BEGIN RECORDS FOR THE EXERCISE
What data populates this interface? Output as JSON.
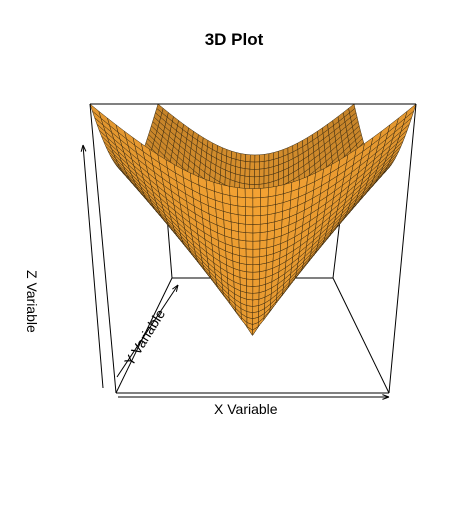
{
  "chart_data": {
    "type": "surface",
    "title": "3D Plot",
    "xlabel": "X Variable",
    "ylabel": "Y Variable",
    "zlabel": "Z Variable",
    "surface_function": "sqrt(x^2 + y^2)",
    "x_range": [
      -1,
      1
    ],
    "y_range": [
      -1,
      1
    ],
    "grid_resolution": 40,
    "projection_angles": {
      "theta": 0,
      "phi": 25
    },
    "colors": {
      "surface_fill": "#F5A333",
      "surface_edge": "#3a2a10",
      "box": "#000000"
    },
    "axes_ticks_shown": false
  }
}
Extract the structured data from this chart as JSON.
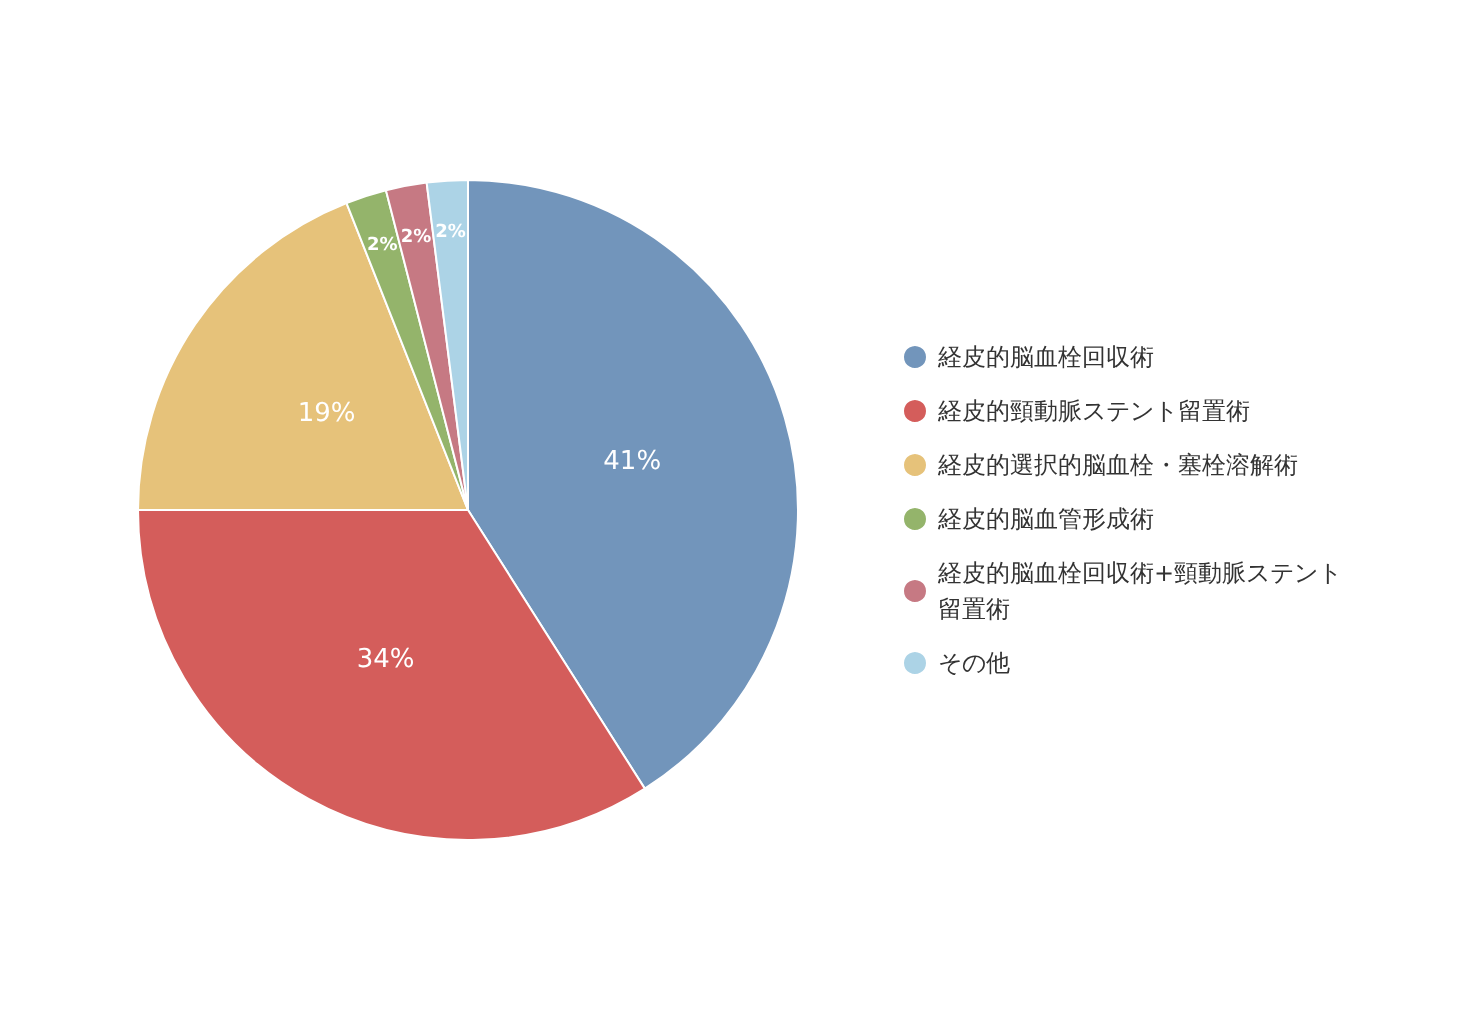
{
  "chart_data": {
    "type": "pie",
    "categories": [
      "経皮的脳血栓回収術",
      "経皮的頸動脈ステント留置術",
      "経皮的選択的脳血栓・塞栓溶解術",
      "経皮的脳血管形成術",
      "経皮的脳血栓回収術+頸動脈ステント留置術",
      "その他"
    ],
    "values": [
      41,
      34,
      19,
      2,
      2,
      2
    ],
    "colors": [
      "#7295bb",
      "#d45d5b",
      "#e6c27a",
      "#94b46b",
      "#c67983",
      "#acd3e6"
    ],
    "value_labels": [
      "41%",
      "34%",
      "19%",
      "2%",
      "2%",
      "2%"
    ],
    "legend": "right"
  }
}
END RECORDS FOR THE EXERCISE
→ **YOUR INSTRUCTIONS**
Give the number of lines that hold the word "JSON" in these records, with nothing added.

→ **FINISHED ANSWER**
2